[What the task requires] Go through the lines below and copy each one that holds the string "object".

(Dataset entries on figures)
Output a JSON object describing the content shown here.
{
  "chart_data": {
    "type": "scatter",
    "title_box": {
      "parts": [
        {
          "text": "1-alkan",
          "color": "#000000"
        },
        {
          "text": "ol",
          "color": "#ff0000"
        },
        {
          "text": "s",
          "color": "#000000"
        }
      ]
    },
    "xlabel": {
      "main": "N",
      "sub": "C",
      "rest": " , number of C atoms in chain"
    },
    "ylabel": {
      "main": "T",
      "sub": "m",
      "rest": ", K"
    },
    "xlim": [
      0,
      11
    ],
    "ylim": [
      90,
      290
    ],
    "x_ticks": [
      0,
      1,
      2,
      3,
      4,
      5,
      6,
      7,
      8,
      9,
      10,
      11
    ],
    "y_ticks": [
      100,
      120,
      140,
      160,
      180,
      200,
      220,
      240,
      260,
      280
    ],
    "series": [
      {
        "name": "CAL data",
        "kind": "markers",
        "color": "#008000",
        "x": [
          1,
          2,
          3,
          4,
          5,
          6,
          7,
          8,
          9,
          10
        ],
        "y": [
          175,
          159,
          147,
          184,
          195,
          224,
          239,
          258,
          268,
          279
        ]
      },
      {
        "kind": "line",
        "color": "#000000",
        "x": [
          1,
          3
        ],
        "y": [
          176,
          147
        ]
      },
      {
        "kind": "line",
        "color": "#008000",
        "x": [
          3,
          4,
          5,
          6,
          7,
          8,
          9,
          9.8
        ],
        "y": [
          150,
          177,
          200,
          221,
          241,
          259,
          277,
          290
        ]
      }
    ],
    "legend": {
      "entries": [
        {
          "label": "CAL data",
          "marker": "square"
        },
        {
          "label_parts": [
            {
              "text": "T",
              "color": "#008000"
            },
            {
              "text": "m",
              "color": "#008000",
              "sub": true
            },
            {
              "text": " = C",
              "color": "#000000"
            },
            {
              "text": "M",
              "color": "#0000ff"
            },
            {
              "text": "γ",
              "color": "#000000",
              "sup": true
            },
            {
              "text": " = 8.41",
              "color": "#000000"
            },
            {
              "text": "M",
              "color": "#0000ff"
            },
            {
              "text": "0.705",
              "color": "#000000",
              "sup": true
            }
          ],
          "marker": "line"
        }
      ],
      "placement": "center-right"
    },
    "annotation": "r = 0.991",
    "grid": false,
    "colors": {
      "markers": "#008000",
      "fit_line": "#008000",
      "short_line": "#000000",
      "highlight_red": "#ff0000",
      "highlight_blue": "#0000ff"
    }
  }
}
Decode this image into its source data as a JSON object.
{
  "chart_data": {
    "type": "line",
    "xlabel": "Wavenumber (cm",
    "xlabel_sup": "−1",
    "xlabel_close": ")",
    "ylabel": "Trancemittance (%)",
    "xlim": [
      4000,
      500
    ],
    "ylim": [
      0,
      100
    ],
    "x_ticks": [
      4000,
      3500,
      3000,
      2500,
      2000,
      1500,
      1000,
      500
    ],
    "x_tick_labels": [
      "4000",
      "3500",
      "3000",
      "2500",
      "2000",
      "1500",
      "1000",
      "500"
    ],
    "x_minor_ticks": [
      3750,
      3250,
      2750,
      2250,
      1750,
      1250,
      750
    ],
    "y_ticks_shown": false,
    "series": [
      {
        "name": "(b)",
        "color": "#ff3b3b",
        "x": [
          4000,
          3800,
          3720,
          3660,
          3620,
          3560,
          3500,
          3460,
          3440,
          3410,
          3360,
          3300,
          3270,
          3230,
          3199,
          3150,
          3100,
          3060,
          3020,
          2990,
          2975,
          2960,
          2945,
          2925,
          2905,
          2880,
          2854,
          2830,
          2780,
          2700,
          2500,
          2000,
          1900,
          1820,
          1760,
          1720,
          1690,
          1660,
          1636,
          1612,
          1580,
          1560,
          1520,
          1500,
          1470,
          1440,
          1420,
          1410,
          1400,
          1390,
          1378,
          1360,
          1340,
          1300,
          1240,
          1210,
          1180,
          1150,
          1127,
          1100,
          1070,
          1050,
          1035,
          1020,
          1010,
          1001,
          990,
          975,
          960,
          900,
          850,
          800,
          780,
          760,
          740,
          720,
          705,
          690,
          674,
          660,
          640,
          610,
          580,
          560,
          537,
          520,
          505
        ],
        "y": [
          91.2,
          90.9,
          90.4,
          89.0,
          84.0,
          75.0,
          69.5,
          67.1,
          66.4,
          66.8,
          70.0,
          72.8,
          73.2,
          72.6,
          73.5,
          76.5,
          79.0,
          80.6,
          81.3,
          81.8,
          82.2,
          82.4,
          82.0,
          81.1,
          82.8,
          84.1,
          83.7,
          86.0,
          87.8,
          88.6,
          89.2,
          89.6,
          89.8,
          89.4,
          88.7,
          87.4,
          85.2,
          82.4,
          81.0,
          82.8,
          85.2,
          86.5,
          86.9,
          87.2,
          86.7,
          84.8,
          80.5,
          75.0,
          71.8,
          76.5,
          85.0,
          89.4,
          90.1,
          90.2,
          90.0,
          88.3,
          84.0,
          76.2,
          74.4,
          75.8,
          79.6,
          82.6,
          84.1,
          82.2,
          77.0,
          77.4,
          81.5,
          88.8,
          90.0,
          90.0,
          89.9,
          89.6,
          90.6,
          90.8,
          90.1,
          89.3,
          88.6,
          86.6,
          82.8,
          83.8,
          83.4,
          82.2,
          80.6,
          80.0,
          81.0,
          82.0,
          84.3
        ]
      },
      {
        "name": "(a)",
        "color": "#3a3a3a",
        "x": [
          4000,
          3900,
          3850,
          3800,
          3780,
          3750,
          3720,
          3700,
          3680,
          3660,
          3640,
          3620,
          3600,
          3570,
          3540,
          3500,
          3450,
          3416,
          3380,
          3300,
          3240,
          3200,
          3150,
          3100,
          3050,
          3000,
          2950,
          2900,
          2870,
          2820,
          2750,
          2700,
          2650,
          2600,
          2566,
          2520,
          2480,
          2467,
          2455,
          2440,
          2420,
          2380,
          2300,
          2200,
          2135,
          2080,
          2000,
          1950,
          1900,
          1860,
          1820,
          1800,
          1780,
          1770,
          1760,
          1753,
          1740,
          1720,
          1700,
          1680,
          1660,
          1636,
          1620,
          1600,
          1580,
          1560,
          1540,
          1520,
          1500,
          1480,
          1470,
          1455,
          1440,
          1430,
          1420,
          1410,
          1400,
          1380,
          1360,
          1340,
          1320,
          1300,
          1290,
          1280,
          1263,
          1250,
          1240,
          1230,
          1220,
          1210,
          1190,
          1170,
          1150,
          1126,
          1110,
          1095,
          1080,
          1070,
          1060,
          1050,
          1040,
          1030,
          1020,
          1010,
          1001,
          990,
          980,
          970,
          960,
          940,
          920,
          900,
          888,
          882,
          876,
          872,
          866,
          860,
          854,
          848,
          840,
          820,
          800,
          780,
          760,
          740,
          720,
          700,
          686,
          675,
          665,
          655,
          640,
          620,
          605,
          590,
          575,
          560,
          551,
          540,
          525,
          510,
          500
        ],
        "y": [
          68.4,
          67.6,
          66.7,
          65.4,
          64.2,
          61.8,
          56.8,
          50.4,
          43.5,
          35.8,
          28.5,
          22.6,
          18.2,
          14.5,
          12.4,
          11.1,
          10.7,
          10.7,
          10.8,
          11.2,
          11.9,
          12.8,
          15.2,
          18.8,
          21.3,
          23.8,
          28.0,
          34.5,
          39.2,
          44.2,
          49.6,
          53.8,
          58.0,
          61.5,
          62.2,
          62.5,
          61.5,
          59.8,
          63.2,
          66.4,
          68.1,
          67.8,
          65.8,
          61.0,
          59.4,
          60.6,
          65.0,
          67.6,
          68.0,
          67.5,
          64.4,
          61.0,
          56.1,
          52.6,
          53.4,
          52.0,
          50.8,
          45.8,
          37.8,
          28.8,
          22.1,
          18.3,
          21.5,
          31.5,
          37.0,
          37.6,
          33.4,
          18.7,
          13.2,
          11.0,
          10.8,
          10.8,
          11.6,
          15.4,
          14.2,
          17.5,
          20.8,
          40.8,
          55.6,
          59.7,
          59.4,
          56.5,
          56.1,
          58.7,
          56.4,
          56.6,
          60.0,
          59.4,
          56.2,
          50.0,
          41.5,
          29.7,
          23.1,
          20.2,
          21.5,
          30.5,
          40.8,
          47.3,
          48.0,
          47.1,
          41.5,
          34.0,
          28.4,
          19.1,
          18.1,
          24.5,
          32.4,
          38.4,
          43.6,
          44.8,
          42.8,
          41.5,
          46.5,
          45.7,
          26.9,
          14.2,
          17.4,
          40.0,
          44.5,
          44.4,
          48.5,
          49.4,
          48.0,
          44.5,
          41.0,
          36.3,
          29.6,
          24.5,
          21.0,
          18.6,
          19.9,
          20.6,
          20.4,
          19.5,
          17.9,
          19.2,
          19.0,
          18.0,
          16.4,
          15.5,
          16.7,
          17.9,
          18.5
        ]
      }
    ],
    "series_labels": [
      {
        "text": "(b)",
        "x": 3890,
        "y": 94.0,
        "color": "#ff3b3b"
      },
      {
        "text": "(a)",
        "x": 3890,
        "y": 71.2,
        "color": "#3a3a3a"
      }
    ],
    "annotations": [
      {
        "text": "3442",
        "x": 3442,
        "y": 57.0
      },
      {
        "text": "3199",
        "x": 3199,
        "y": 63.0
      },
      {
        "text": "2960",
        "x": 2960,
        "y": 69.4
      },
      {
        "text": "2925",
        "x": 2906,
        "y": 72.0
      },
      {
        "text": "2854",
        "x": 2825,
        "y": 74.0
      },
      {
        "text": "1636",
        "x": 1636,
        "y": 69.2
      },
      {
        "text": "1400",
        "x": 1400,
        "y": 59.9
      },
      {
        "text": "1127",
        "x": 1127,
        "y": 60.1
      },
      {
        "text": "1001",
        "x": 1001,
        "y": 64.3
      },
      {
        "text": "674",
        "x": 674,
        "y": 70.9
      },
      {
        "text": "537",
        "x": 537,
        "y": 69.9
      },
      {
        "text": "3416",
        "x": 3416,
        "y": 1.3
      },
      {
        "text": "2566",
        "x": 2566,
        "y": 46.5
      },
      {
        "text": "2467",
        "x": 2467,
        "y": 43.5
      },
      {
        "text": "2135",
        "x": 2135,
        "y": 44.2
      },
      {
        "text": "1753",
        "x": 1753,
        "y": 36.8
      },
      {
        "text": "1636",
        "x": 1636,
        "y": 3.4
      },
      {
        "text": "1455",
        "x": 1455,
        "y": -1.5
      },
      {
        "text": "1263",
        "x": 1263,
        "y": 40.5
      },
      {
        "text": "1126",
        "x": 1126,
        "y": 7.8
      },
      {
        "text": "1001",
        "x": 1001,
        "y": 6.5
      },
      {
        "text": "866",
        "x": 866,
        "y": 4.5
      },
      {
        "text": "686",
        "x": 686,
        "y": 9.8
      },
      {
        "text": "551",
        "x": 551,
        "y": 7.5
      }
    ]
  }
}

[Finished answer]
Output a JSON object describing the content shown here.
Decode this image into its source data as a JSON object.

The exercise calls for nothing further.